Aim:
Whenever a line below holds the word "sinf", copy that line.

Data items
— START —
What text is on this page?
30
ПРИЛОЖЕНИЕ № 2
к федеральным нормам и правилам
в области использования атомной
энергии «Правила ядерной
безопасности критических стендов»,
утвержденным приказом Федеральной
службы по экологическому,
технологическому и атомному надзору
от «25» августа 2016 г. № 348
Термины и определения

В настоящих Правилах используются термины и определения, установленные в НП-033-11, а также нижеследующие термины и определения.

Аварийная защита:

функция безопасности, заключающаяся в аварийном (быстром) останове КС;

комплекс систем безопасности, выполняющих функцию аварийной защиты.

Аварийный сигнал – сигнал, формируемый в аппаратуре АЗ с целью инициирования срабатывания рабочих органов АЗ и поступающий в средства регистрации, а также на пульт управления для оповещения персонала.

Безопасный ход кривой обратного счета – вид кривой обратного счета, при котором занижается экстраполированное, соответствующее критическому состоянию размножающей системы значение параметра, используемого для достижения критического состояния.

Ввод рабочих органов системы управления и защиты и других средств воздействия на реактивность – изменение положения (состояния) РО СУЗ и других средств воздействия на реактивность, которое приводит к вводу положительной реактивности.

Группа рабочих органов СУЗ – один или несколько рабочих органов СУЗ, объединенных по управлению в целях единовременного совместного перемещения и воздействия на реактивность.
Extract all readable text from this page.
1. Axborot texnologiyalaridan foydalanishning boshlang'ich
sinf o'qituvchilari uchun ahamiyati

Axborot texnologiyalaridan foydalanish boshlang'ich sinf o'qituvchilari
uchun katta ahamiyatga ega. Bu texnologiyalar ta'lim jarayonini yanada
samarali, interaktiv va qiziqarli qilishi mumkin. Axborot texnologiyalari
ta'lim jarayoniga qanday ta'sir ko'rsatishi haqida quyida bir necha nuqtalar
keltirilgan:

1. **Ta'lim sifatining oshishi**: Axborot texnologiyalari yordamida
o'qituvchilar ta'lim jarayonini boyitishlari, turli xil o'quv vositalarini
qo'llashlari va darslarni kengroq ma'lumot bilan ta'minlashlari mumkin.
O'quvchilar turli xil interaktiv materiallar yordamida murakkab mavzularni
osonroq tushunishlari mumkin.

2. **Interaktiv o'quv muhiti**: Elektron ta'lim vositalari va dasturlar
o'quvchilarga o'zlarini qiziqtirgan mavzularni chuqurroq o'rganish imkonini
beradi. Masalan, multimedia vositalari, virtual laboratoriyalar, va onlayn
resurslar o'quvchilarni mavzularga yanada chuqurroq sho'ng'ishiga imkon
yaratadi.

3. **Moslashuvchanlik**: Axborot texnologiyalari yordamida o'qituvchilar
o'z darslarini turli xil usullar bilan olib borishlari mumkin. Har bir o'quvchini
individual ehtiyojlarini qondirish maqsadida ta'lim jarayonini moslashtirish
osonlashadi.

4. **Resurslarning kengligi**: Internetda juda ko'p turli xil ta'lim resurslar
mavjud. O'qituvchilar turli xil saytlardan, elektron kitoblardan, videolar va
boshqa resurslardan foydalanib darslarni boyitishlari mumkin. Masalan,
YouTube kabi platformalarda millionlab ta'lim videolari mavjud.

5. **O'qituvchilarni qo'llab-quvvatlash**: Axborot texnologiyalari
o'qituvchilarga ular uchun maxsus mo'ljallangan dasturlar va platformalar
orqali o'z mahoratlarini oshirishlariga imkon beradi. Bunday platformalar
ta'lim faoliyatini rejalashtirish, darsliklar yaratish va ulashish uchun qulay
— END —
The solution:
sinf o'qituvchilari uchun ahamiyati
Axborot texnologiyalaridan foydalanish boshlang'ich sinf o'qituvchilari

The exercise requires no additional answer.